/---

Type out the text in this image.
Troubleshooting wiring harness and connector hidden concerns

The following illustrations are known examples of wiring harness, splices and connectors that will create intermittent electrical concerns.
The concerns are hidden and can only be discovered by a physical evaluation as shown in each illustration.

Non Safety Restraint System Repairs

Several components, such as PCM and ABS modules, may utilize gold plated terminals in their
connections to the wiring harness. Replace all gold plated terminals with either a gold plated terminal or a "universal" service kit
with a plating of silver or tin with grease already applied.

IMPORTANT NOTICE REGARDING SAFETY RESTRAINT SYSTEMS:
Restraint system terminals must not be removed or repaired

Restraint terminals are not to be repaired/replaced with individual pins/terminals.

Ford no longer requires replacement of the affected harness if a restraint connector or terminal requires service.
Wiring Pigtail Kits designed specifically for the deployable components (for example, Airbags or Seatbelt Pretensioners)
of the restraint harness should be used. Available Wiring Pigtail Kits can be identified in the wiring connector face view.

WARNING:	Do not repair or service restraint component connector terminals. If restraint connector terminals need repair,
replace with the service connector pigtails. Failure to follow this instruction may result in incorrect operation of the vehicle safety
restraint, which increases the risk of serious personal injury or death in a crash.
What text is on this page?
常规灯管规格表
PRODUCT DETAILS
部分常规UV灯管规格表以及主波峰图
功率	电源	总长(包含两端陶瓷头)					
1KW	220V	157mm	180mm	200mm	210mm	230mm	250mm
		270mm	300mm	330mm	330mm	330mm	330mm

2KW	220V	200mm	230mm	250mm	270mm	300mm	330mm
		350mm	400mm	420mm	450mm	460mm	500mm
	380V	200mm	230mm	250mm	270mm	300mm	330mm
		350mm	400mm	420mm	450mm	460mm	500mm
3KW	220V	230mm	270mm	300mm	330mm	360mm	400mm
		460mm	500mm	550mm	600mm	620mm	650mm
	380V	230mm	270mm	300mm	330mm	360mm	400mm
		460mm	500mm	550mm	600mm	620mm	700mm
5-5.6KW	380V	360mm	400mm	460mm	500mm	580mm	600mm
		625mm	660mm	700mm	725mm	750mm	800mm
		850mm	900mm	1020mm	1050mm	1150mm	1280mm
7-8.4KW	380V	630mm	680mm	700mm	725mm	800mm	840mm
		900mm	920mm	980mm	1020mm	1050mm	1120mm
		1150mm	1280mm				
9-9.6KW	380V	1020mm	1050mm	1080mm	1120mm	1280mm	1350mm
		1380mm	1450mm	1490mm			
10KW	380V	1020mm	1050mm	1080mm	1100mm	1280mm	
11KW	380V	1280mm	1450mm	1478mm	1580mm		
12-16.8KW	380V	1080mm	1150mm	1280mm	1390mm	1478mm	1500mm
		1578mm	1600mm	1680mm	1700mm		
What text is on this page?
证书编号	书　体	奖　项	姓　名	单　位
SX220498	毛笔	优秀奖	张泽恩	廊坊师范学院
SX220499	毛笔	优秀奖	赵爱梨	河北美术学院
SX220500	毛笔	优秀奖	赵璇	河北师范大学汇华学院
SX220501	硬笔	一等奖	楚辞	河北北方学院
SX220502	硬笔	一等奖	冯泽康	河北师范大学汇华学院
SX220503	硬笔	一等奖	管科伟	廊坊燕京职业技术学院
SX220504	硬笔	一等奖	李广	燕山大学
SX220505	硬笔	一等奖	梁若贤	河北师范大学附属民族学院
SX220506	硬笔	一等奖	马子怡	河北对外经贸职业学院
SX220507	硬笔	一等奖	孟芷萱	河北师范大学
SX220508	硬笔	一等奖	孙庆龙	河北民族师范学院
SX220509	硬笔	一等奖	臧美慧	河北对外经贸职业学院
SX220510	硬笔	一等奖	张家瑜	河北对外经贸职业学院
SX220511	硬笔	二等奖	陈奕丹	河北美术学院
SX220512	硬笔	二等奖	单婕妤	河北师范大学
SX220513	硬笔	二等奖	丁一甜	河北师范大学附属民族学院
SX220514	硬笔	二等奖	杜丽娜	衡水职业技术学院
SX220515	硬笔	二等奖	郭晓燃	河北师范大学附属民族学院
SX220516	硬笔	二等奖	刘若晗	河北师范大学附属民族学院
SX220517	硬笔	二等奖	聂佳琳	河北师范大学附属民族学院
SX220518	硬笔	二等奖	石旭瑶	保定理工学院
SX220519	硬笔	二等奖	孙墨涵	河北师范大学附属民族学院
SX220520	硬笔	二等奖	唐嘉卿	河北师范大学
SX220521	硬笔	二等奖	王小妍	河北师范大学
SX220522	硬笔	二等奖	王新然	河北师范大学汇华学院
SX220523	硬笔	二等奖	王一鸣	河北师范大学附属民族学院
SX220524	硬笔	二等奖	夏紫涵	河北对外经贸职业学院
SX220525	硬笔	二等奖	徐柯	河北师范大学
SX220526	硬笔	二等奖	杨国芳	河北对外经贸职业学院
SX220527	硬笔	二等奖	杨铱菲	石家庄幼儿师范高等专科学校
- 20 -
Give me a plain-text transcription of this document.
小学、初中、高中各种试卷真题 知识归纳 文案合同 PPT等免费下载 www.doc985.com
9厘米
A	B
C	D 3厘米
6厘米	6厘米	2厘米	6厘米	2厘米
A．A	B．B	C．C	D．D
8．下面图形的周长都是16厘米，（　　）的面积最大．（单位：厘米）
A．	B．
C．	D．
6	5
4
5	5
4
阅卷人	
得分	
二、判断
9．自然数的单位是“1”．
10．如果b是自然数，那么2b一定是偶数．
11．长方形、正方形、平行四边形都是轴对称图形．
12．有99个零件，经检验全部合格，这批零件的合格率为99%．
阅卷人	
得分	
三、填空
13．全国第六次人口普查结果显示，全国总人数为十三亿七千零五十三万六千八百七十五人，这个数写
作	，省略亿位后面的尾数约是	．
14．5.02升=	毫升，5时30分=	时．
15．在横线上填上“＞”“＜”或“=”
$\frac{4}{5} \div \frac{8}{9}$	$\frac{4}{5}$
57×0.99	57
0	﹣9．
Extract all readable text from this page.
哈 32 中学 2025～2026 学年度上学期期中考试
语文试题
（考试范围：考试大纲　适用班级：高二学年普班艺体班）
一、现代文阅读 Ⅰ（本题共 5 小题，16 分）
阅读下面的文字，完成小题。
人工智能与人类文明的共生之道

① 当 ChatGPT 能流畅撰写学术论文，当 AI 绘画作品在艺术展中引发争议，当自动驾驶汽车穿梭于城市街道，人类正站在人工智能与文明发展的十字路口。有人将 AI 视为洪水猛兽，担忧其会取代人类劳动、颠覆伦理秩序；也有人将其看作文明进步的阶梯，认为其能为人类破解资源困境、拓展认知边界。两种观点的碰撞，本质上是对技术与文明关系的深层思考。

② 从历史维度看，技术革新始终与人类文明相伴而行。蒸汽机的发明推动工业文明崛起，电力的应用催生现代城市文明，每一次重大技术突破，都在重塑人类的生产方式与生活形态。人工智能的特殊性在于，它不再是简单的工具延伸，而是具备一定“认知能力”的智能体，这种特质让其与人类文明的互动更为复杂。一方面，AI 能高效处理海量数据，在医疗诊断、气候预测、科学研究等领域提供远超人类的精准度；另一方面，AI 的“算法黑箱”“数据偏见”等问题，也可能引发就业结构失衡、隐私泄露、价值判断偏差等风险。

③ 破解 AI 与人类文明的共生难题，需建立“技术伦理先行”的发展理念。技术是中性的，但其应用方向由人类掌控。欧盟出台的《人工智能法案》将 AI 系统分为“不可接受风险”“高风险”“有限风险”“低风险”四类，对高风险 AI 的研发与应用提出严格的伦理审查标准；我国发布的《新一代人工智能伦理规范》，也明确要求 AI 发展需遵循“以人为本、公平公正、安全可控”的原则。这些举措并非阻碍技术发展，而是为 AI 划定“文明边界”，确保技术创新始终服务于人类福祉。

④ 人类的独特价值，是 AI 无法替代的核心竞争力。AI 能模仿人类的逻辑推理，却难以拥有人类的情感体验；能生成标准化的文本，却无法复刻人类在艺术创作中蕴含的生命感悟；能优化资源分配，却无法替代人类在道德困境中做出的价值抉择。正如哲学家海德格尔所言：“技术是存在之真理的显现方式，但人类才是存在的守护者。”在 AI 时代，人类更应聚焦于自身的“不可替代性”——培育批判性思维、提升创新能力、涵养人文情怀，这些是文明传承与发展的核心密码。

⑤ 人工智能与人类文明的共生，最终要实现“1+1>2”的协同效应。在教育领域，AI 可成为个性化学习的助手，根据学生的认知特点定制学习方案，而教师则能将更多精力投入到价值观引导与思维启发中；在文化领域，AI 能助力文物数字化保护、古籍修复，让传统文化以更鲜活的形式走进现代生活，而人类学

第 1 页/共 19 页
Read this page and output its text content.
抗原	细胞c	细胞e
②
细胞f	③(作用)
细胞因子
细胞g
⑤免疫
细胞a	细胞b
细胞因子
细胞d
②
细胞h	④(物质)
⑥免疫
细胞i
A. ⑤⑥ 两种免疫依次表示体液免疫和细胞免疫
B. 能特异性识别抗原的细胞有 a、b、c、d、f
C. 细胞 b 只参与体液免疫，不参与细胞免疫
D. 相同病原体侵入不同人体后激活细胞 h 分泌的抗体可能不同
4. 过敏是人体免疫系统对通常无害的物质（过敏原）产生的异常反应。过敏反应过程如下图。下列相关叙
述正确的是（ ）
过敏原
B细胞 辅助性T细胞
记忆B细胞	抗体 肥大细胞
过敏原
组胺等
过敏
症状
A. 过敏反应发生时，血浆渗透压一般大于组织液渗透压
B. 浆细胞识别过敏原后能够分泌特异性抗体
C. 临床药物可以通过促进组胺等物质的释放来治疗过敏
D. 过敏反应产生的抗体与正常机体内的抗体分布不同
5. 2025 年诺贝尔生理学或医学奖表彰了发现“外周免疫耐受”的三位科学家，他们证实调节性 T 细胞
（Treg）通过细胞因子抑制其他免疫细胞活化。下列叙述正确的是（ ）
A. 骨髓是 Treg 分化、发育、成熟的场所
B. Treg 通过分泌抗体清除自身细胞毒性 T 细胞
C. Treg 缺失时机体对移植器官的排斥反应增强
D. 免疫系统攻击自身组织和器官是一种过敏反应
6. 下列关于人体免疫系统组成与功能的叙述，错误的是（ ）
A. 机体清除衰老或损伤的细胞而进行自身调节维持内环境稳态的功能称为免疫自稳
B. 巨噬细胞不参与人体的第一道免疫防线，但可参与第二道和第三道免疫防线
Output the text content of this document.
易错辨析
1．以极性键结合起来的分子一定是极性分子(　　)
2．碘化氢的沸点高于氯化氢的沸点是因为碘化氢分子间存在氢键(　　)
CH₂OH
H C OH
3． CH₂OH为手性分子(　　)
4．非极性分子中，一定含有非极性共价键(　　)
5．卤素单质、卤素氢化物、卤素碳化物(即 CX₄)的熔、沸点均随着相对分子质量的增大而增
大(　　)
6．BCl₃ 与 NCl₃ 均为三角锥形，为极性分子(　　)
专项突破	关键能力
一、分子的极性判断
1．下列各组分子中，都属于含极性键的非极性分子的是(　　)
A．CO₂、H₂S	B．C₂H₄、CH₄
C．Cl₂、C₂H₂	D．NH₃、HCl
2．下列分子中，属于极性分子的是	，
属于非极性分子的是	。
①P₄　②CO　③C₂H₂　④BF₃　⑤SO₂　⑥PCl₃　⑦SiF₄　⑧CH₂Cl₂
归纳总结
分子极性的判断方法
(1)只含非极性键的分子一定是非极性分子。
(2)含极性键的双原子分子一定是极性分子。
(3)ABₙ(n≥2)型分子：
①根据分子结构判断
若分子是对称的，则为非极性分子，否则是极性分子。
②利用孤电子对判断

\---

__STATED TASK__: Identify and list each line with the word "document".

__EXERCISE ANSWER__:
Give me a plain-text transcription of this document.
Output the text content of this document.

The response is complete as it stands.